Exercise aim:
Reproduce the listing below in its entirety. Change nothing.

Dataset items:
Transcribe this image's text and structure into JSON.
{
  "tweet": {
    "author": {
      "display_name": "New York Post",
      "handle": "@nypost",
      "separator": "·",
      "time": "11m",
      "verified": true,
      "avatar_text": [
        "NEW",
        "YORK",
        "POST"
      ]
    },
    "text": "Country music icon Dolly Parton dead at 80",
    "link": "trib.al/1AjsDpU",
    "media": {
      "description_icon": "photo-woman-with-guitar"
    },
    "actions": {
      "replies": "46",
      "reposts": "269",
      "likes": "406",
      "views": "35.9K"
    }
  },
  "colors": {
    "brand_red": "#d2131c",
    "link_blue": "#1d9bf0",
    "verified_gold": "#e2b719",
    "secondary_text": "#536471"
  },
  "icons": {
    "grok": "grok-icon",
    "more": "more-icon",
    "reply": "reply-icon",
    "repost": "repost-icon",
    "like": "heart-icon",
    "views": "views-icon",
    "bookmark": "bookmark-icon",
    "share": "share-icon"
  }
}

Task output:
Transcribe this image's text and structure into JSON.
{
  "tweet": {
    "author": {
      "display_name": "New York Post",
      "handle": "@nypost",
      "separator": "·",
      "time": "11m",
      "verified": true,
      "avatar_text": [
        "NEW",
        "YORK",
        "POST"
      ]
    },
    "text": "Country music icon Dolly Parton dead at 80",
    "link": "trib.al/1AjsDpU",
    "media": {
      "description_icon": "photo-woman-with-guitar"
    },
    "actions": {
      "replies": "46",
      "reposts": "269",
      "likes": "406",
      "views": "35.9K"
    }
  },
  "colors": {
    "brand_red": "#d2131c",
    "link_blue": "#1d9bf0",
    "verified_gold": "#e2b719",
    "secondary_text": "#536471"
  },
  "icons": {
    "grok": "grok-icon",
    "more": "more-icon",
    "reply": "reply-icon",
    "repost": "repost-icon",
    "like": "heart-icon",
    "views": "views-icon",
    "bookmark": "bookmark-icon",
    "share": "share-icon"
  }
}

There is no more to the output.